** Texto para análise **

"""

Se olharmos para a lista das 500 maiores marcas do mundo não há portuguesas, mas há várias suíças, holandesas e de outros países com dimensão semelhante à nossa. Como interpreta estes dados?
O estímulo ao crescimento, ao apoio aos bons casos, as PME deviam tentar não ser PMEs. Há países pequenos que têm marcas grandes, porque ou foram estimulados a isso ou porque culturalmente são mais propensos à cooperação. Mas
a cooperação também se estimula. Fazia sentido o governo estimular a cooperação, a criação de sindicatos, o aumento de escala, os concursos internacio-
nais, etc. Ou seja, agregar para criar marcas internacionais. 

A falta de investimento e o sucessivo atraso nas grandes infraestruturas (com aeroporto de Lisboa e ferrovia à cabeça) são as maiores razões de preocupação?
Dentro da ferrovia temos três coisas: a questão da bitola, das linhas e da sinalização. E, portanto, o que estamos a fazer de investimento? Em traçado de via única, em bitola ibérica e na sinalização estamos a melhorar. Mas isto vai conduzir-nos a uma situação em que onde o fluxo de passageiros e mercadorias não pode ser muito elevado porque vias únicas têm o problema da passagem e, portanto, o investimento que se está a fazer – e mesmo que venha mais tarde a ser ampliado – as obras para a sua ampliação vão custar muito mais do que se fosse agora.
Não é com o sentido de que vamos fazer um projecto de facto transformador. Vamos pagar mais caro e tenho dúvida que possamos atrair investimento significativo, estruturante e de grande dimensão por causa deste tipo de coisas. Por exemplo, a Volkswagen decidiu instalar recentemente uma daquelas gigantescas fábricas em Espanha porque tem porto, ferrovia em bitola europeia, não tem custos adicionais, não tem confusão ou estrangulamentos. E quando a Europa tiver uma rede de comboios que liga as principais cidades e capitais a alta velocidade, os preços dos aviões vão aumentar muito. Depois eu quero ver se conseguimos a derrogação porque não temos comboios tão rápidos. Eu lastimo que isso esteja suceder. Quanto ao aeroporto a decisão estava já tomada e agora vamos estudar tudo outra vez, não faz sentido. Além disso, vai estar muito dependente da venda da TAP, em função do operador que a venha a comprar.

"""

** Entradas extraídas **
"""

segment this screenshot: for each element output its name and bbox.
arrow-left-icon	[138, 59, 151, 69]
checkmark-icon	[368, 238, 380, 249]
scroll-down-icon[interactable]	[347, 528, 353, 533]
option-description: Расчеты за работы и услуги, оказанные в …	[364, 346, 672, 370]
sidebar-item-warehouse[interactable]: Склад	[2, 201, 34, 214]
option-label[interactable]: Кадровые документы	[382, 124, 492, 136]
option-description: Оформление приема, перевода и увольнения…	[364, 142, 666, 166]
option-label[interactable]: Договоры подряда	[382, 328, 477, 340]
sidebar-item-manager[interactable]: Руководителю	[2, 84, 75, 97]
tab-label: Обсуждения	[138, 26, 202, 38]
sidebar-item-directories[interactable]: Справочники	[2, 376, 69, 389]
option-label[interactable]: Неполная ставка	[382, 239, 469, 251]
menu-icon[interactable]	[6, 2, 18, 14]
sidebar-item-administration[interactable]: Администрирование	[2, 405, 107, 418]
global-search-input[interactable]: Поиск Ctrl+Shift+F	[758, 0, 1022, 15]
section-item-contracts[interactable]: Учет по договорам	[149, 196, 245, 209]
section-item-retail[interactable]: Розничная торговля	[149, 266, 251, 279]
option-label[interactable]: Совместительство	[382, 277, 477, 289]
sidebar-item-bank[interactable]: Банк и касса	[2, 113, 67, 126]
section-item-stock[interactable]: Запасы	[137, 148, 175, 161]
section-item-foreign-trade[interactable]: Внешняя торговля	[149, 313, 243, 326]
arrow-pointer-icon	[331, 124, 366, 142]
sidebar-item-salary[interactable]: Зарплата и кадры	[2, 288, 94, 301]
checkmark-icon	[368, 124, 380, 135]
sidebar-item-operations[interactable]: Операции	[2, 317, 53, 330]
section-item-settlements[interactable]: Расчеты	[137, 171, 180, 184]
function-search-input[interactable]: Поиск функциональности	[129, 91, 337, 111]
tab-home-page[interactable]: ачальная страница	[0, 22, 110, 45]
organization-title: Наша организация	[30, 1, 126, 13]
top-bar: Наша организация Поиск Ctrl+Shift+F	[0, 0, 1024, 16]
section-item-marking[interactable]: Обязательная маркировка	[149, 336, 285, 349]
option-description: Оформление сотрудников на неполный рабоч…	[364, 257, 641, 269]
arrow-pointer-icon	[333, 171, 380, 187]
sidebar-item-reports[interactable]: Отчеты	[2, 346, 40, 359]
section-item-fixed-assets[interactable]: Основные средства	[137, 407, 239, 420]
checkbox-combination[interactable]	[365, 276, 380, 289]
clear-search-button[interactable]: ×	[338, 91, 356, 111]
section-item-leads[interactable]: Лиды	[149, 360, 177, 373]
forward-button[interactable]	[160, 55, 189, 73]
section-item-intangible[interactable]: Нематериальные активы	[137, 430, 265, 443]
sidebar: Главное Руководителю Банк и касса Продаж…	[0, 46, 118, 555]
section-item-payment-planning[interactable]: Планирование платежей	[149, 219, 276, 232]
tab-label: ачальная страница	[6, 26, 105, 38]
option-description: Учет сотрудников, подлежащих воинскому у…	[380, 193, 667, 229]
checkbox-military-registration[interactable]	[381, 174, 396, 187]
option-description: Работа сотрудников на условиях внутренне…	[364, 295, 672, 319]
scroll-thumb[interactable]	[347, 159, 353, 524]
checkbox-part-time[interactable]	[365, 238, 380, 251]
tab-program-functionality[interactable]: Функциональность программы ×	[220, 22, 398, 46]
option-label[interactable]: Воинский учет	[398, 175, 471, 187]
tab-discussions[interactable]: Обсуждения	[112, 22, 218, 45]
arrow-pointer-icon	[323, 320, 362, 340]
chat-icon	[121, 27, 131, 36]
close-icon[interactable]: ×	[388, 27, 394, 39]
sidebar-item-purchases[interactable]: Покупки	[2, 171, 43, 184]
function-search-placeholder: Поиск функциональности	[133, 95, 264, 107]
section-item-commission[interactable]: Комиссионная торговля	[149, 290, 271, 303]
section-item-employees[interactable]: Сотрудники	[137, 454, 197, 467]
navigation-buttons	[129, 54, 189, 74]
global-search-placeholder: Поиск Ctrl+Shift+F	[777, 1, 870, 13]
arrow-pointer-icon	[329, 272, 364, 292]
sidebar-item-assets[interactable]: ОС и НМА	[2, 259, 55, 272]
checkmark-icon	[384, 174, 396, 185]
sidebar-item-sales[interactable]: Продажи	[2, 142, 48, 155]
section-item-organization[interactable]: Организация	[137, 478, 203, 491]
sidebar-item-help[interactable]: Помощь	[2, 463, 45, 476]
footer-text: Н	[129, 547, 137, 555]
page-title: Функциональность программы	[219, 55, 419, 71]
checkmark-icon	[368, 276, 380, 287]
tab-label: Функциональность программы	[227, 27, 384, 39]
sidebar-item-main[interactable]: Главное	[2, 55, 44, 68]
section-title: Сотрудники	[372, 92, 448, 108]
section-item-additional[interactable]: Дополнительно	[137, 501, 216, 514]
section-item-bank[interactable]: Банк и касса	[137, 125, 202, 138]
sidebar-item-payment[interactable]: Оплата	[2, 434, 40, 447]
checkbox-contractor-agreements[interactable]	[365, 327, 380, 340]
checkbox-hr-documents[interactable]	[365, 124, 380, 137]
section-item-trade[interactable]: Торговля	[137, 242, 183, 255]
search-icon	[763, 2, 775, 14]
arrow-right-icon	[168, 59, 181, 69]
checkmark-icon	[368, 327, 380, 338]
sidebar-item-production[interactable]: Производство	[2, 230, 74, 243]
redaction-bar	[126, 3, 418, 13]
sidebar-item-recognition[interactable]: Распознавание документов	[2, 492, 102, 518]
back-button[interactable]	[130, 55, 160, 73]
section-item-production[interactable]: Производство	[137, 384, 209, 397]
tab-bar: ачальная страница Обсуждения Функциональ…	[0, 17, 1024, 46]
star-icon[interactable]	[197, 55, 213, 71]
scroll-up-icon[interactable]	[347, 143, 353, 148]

"""

** Enunciado da tarefa **
Transcreva sem alterações o trecho da entrevista sobre marcas e infraestruturas que começa nas palavras "A falta de investimento" e termina depois de "razões de preocupação?".

** Resposta da tarefa **
A falta de investimento e o sucessivo atraso nas grandes infraestruturas (com aeroporto de Lisboa e ferrovia à cabeça) são as maiores razões de preocupação?